(Short exercise): Lines containing the word "second" are to be located and copied.

----- Data provided -----

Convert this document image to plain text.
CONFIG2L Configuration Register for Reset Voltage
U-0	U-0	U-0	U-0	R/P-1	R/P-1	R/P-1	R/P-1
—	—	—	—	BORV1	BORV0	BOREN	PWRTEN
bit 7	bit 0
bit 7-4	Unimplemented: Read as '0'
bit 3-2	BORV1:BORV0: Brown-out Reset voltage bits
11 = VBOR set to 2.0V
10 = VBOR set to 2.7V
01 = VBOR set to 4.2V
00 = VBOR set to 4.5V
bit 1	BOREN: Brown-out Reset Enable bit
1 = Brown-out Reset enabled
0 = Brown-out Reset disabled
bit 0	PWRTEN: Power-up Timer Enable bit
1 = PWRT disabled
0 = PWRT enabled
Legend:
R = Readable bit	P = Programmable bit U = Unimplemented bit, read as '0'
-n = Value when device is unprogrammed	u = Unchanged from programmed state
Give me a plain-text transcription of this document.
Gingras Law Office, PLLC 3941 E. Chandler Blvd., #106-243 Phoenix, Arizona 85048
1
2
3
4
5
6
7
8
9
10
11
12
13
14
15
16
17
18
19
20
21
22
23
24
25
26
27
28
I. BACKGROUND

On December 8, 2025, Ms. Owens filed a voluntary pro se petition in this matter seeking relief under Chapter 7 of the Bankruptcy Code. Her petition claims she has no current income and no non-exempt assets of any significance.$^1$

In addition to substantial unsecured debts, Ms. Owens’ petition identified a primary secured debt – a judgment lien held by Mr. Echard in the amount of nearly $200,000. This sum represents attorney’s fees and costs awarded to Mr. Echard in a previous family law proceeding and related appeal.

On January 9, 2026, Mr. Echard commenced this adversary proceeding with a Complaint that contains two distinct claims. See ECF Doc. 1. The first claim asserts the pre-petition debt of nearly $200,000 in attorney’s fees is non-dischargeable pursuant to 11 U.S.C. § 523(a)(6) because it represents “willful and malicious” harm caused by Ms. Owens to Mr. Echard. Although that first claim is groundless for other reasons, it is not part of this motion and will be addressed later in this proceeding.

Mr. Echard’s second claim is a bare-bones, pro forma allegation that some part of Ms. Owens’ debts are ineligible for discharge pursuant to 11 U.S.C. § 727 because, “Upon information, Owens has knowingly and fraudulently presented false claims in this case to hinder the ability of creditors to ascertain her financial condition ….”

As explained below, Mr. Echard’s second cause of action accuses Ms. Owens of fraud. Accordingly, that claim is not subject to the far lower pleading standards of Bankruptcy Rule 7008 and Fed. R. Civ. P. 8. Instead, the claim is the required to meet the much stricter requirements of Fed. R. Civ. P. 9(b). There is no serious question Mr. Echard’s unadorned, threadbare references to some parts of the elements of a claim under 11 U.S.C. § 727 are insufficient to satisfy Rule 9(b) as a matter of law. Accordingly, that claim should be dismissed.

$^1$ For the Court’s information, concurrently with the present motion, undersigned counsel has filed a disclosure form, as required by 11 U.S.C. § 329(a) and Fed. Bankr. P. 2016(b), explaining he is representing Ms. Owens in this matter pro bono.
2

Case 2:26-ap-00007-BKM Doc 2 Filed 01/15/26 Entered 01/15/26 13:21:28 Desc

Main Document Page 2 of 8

-----

(Solution to this task):
Mr. Echard’s second claim is a bare-bones, pro forma allegation that some part of Ms. Owens’ debts are ineligible for discharge pursuant to 11 U.S.C. § 727 because, “Upon information, Owens has knowingly and fraudulently presented false claims in this case to hinder the ability of creditors to ascertain her financial condition ….”
As explained below, Mr. Echard’s second cause of action accuses Ms. Owens of fraud. Accordingly, that claim is not subject to the far lower pleading standards of Bankruptcy Rule 7008 and Fed. R. Civ. P. 8. Instead, the claim is the required to meet the much stricter requirements of Fed. R. Civ. P. 9(b). There is no serious question Mr. Echard’s unadorned, threadbare references to some parts of the elements of a claim under 11 U.S.C. § 727 are insufficient to satisfy Rule 9(b) as a matter of law. Accordingly, that claim should be dismissed.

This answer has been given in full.